### Gestellte Aufgabe 1
Fasse den Textauszug über das Urlaubsgefühl in Europa in zwei Sätzen zusammen.
### Gestellte Aufgabe 2
Schreibe den Textauszug über das Urlaubsgefühl in Europa im Anschluss an seinen letzten Satz fort.

### Textauszug
┄┄┄┄┄┄┄┄┄┄┄┄┄┄┄┄┄┄┄┄
Und wo findet der Mensch dann in Europa noch das Andere, was wird das für ein Urlaubsgefühl, wenn im letzten Ort Aldi und Co all das verdrängt haben werden, was den Unterschied macht? Wo die Märkte, auf denen man wirklich anders finden konnte, als im Kaufhaus daheim auch?

Das Urlaubsgefühl dadurch erringen, weil es wärmer oder kälter ist? Entschuldigung, aber in dem Europa, dass die Politik plant, kann man getrost auch auf den Urlaub verzichten! Und Reisen auf andere Kontinente, wer wird sich das in ein paar Jahrzehnten noch leisten können? Und Palmen pflanzt man uns ja auch derweil an heimischen Stränden, an denen es auch sehr heiß wird, zur richtigen Jahreszeit!
┄┄┄┄┄┄┄┄┄┄┄┄┄┄┄┄┄┄┄┄
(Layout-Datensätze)

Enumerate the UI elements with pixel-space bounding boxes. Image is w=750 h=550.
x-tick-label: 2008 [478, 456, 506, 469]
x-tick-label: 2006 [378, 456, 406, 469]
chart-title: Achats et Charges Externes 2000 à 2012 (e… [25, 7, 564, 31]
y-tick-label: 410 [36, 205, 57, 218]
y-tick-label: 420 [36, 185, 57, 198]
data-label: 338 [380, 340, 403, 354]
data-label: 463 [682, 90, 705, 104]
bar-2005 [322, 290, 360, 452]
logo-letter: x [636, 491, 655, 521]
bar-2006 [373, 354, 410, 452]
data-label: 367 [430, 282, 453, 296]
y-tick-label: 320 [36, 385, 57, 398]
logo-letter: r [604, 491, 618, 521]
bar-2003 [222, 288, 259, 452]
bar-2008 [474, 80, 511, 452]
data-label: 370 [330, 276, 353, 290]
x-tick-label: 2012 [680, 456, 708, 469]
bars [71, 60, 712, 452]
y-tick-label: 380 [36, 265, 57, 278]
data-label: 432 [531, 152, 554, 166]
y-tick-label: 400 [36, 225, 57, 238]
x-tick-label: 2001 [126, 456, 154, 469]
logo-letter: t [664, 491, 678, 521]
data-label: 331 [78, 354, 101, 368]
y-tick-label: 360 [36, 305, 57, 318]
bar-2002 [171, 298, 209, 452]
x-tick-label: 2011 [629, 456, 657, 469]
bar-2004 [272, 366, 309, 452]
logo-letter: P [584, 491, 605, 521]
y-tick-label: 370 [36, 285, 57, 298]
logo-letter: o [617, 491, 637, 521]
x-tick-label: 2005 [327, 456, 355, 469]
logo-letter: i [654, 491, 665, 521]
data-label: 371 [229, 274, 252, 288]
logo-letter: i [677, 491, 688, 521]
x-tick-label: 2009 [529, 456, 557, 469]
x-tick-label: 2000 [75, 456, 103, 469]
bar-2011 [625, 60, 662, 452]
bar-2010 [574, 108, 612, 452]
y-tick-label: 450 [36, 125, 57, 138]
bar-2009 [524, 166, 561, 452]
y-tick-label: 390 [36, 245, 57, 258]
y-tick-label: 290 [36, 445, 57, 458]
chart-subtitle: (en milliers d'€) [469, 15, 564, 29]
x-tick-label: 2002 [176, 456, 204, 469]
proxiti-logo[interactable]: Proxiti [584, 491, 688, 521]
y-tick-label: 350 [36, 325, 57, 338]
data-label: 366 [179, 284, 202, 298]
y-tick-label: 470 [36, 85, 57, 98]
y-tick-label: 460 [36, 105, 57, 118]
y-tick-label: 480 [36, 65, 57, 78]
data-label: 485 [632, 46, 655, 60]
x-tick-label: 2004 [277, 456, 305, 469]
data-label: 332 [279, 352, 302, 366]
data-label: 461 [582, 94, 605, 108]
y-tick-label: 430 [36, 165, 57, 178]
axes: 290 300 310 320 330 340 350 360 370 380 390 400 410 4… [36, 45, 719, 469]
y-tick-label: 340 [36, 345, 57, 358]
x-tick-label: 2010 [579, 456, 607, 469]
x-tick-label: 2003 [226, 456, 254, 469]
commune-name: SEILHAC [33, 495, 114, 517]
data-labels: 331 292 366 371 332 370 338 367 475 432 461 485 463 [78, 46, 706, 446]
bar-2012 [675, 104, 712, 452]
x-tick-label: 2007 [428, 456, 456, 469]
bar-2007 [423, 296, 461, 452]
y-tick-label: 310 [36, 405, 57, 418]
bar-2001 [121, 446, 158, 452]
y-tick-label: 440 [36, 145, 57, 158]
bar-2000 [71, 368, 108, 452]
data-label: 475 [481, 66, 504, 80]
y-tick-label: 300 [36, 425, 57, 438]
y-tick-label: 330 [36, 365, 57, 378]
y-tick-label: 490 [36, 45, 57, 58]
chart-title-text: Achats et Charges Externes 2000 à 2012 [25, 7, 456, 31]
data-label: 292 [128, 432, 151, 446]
┄┄┄┄┄┄┄┄┄┄┄┄┄┄┄┄┄┄┄┄
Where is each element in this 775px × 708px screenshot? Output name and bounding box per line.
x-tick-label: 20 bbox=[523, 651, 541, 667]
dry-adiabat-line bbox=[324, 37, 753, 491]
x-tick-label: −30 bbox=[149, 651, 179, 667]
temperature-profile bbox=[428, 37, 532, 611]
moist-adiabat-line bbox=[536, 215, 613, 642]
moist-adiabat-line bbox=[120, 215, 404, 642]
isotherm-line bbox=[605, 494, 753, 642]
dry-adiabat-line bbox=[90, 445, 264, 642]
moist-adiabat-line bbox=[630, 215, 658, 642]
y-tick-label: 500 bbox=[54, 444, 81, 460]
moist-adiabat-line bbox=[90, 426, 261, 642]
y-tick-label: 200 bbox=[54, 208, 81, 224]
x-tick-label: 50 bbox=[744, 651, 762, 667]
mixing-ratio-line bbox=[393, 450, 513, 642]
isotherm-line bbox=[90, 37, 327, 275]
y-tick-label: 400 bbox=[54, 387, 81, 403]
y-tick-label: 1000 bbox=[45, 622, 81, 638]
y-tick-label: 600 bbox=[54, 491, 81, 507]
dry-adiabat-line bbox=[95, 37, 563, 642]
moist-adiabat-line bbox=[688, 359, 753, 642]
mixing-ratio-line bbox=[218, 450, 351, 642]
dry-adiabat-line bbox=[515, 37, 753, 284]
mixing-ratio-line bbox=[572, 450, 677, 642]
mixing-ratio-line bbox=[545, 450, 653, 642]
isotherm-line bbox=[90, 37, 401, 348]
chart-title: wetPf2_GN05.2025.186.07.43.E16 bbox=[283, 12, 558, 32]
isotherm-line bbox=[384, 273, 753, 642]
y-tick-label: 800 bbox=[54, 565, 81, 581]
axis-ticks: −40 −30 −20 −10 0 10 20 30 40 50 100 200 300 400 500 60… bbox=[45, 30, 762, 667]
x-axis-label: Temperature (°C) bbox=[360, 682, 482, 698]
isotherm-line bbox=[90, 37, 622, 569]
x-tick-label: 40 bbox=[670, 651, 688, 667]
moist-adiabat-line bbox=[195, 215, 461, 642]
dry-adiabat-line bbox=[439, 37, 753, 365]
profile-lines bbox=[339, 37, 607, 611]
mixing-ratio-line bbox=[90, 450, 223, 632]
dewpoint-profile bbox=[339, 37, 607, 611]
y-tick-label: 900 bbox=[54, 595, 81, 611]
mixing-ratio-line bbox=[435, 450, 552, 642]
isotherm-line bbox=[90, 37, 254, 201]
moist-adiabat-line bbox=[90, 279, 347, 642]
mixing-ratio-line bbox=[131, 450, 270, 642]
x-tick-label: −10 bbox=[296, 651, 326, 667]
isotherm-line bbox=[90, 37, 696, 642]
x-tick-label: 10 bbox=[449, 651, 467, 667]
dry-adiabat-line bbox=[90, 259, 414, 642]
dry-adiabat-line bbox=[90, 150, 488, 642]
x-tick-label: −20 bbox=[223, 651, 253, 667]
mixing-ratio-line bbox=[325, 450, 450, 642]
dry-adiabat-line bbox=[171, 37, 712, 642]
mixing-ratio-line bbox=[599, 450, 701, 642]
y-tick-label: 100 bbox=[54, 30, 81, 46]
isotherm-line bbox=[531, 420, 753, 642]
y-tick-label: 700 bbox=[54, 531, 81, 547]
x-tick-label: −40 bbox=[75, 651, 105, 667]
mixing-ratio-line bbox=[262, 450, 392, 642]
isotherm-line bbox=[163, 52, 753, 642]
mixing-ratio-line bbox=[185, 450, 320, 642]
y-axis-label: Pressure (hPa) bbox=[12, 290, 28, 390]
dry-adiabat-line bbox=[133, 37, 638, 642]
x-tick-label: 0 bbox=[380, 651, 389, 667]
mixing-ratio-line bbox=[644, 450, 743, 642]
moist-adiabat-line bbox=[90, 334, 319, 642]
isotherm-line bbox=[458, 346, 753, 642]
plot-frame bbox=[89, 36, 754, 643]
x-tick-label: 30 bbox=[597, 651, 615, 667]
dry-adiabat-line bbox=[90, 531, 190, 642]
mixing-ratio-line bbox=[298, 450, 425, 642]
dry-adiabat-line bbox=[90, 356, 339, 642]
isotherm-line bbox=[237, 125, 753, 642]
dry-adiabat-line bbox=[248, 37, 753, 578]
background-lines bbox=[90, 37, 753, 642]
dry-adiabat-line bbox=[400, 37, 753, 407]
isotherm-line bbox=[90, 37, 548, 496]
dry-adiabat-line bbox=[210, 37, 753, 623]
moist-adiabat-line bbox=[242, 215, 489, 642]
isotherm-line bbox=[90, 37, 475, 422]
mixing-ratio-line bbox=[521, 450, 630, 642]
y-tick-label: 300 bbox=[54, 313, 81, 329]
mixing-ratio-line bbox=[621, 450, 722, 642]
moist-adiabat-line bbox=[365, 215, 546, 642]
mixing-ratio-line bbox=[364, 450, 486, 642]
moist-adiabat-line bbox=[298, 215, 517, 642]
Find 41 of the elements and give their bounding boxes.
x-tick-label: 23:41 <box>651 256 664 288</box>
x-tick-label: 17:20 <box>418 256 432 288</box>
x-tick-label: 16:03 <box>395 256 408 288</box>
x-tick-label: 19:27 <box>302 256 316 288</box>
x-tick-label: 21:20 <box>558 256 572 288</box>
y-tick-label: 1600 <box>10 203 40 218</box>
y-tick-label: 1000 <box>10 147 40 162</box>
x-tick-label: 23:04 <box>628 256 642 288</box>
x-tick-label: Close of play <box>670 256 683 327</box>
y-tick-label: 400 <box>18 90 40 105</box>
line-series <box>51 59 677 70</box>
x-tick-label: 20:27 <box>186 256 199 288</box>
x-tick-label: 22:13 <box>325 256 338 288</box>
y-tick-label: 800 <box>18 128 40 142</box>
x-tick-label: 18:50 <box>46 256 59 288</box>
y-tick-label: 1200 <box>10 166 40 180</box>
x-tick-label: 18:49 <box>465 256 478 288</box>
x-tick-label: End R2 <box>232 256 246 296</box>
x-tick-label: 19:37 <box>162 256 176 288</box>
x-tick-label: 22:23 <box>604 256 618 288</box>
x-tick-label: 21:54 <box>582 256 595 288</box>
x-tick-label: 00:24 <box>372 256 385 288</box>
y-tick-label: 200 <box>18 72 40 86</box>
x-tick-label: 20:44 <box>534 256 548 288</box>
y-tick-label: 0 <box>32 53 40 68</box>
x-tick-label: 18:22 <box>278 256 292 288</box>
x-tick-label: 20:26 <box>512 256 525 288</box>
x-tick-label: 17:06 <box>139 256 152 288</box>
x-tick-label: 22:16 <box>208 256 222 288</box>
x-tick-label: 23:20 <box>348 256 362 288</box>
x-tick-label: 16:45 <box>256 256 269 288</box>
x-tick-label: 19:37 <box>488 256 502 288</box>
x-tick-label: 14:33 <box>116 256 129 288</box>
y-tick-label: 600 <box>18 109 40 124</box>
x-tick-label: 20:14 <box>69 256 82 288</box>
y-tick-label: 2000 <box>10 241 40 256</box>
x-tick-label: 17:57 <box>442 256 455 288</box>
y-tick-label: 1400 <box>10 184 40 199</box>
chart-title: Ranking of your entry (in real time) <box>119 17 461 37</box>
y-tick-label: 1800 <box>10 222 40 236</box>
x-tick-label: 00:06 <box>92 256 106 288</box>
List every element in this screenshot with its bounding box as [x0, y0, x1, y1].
┄┄┄┄┄┄┄┄┄┄┄┄┄┄┄┄┄┄┄┄
### Ergebnis der Übung 1
Der Text fragt, wo man in Europa noch das Andere finden soll, wenn Aldi und ähnliche Ketten auch im letzten Ort das Besondere verdrängt haben und es keine Märkte mehr gibt, die sich vom heimischen Kaufhaus unterscheiden. Wärmeres oder kälteres Wetter allein schafft laut Text kein Urlaubsgefühl, sodass man in dem von der Politik geplanten Europa getrost auf Urlaub verzichten könne, zumal fraglich sei, wer sich Reisen auf andere Kontinente in ein paar Jahrzehnten noch leisten kann, und an heimischen Stränden ohnehin Palmen gepflanzt würden.

### Ergebnis der Übung 2
Und wo ist dann in diesem gleichgemachten Staat noch die Heimat, das Zuhause, in dem man individuell sein kann, dass sich wirklich von dem massiv unterscheidet, was wir kennen, weil man ein Lagerfeuerchen anzünden kann, unterschiedlich schnell fahren darf, andere Straßenbeleuchtung findet, andere Gewohnheiten?

Liebe Politik, ich will euer gleichgemachtes europäisches Konstrukt nicht, denn ihr entheimatet mich als Berliner gerade zum Zweiten mal! Das ist ja schon Sozialismus ala DDR und Ostblock, und da sah es früher auch bis auf die Natur überall gleich aus, galten dieselben Regeln. Darauf kann ich verzichten.

Die andere Umgebung reicht mir nicht, um ein Urlaubsgefühl zu entwickeln, wenn alles aus einer Fabrik kommt, so trist aussieht, wie da, woher ich komme, wenn selbst die Häuser derweil immer gleicher werden, Kulturen angeglichen sind. Wenn es so sein wird, dann habt ihr meine Heimat zerstört, dann kann man nur noch dahin flüchten, wo man den Unterschied deutlich spürt. Ich habe nicht vor, mich in eine Form pressen zu lassen, die immer wieder nur sich selbst hervorbringt.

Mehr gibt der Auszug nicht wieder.